#### What is expected:
Write out the material below again, unchanged.

#### Dataset records:
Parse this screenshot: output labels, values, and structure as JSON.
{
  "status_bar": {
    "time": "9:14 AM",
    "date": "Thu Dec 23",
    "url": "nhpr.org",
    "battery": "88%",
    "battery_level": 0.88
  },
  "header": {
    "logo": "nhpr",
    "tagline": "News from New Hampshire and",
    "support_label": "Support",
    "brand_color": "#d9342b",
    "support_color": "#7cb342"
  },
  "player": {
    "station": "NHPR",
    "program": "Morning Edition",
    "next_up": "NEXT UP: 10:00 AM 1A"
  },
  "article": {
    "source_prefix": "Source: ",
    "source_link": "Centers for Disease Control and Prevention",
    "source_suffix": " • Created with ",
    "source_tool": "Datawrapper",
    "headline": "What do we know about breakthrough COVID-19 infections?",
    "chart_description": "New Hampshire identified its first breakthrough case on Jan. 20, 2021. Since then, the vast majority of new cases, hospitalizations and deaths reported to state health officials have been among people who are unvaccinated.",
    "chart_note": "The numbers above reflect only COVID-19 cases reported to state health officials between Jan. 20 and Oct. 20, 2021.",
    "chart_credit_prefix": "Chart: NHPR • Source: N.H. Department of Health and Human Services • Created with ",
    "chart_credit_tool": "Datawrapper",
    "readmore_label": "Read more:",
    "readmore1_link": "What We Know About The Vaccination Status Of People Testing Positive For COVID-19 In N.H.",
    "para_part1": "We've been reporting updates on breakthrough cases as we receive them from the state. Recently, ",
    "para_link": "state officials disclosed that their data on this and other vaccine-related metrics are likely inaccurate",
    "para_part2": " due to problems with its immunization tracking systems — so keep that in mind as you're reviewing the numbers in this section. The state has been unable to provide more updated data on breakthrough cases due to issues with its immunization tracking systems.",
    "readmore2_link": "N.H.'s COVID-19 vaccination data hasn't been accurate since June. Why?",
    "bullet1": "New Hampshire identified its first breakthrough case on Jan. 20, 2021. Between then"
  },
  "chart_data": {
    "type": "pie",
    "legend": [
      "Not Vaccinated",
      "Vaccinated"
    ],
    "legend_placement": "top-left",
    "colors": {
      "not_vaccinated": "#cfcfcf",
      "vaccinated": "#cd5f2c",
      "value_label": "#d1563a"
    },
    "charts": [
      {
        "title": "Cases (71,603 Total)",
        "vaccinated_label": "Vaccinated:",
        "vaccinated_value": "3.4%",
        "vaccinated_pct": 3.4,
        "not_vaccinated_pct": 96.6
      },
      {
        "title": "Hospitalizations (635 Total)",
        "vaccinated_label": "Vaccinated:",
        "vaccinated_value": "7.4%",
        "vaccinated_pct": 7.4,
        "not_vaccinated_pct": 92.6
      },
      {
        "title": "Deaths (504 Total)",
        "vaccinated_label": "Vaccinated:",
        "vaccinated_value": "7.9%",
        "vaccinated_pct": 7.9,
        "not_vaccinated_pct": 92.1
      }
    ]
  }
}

#### Right answer:
Parse this screenshot: output labels, values, and structure as JSON.
{
  "status_bar": {
    "time": "9:14 AM",
    "date": "Thu Dec 23",
    "url": "nhpr.org",
    "battery": "88%",
    "battery_level": 0.88
  },
  "header": {
    "logo": "nhpr",
    "tagline": "News from New Hampshire and",
    "support_label": "Support",
    "brand_color": "#d9342b",
    "support_color": "#7cb342"
  },
  "player": {
    "station": "NHPR",
    "program": "Morning Edition",
    "next_up": "NEXT UP: 10:00 AM 1A"
  },
  "article": {
    "source_prefix": "Source: ",
    "source_link": "Centers for Disease Control and Prevention",
    "source_suffix": " • Created with ",
    "source_tool": "Datawrapper",
    "headline": "What do we know about breakthrough COVID-19 infections?",
    "chart_description": "New Hampshire identified its first breakthrough case on Jan. 20, 2021. Since then, the vast majority of new cases, hospitalizations and deaths reported to state health officials have been among people who are unvaccinated.",
    "chart_note": "The numbers above reflect only COVID-19 cases reported to state health officials between Jan. 20 and Oct. 20, 2021.",
    "chart_credit_prefix": "Chart: NHPR • Source: N.H. Department of Health and Human Services • Created with ",
    "chart_credit_tool": "Datawrapper",
    "readmore_label": "Read more:",
    "readmore1_link": "What We Know About The Vaccination Status Of People Testing Positive For COVID-19 In N.H.",
    "para_part1": "We've been reporting updates on breakthrough cases as we receive them from the state. Recently, ",
    "para_link": "state officials disclosed that their data on this and other vaccine-related metrics are likely inaccurate",
    "para_part2": " due to problems with its immunization tracking systems — so keep that in mind as you're reviewing the numbers in this section. The state has been unable to provide more updated data on breakthrough cases due to issues with its immunization tracking systems.",
    "readmore2_link": "N.H.'s COVID-19 vaccination data hasn't been accurate since June. Why?",
    "bullet1": "New Hampshire identified its first breakthrough case on Jan. 20, 2021. Between then"
  },
  "chart_data": {
    "type": "pie",
    "legend": [
      "Not Vaccinated",
      "Vaccinated"
    ],
    "legend_placement": "top-left",
    "colors": {
      "not_vaccinated": "#cfcfcf",
      "vaccinated": "#cd5f2c",
      "value_label": "#d1563a"
    },
    "charts": [
      {
        "title": "Cases (71,603 Total)",
        "vaccinated_label": "Vaccinated:",
        "vaccinated_value": "3.4%",
        "vaccinated_pct": 3.4,
        "not_vaccinated_pct": 96.6
      },
      {
        "title": "Hospitalizations (635 Total)",
        "vaccinated_label": "Vaccinated:",
        "vaccinated_value": "7.4%",
        "vaccinated_pct": 7.4,
        "not_vaccinated_pct": 92.6
      },
      {
        "title": "Deaths (504 Total)",
        "vaccinated_label": "Vaccinated:",
        "vaccinated_value": "7.9%",
        "vaccinated_pct": 7.9,
        "not_vaccinated_pct": 92.1
      }
    ]
  }
}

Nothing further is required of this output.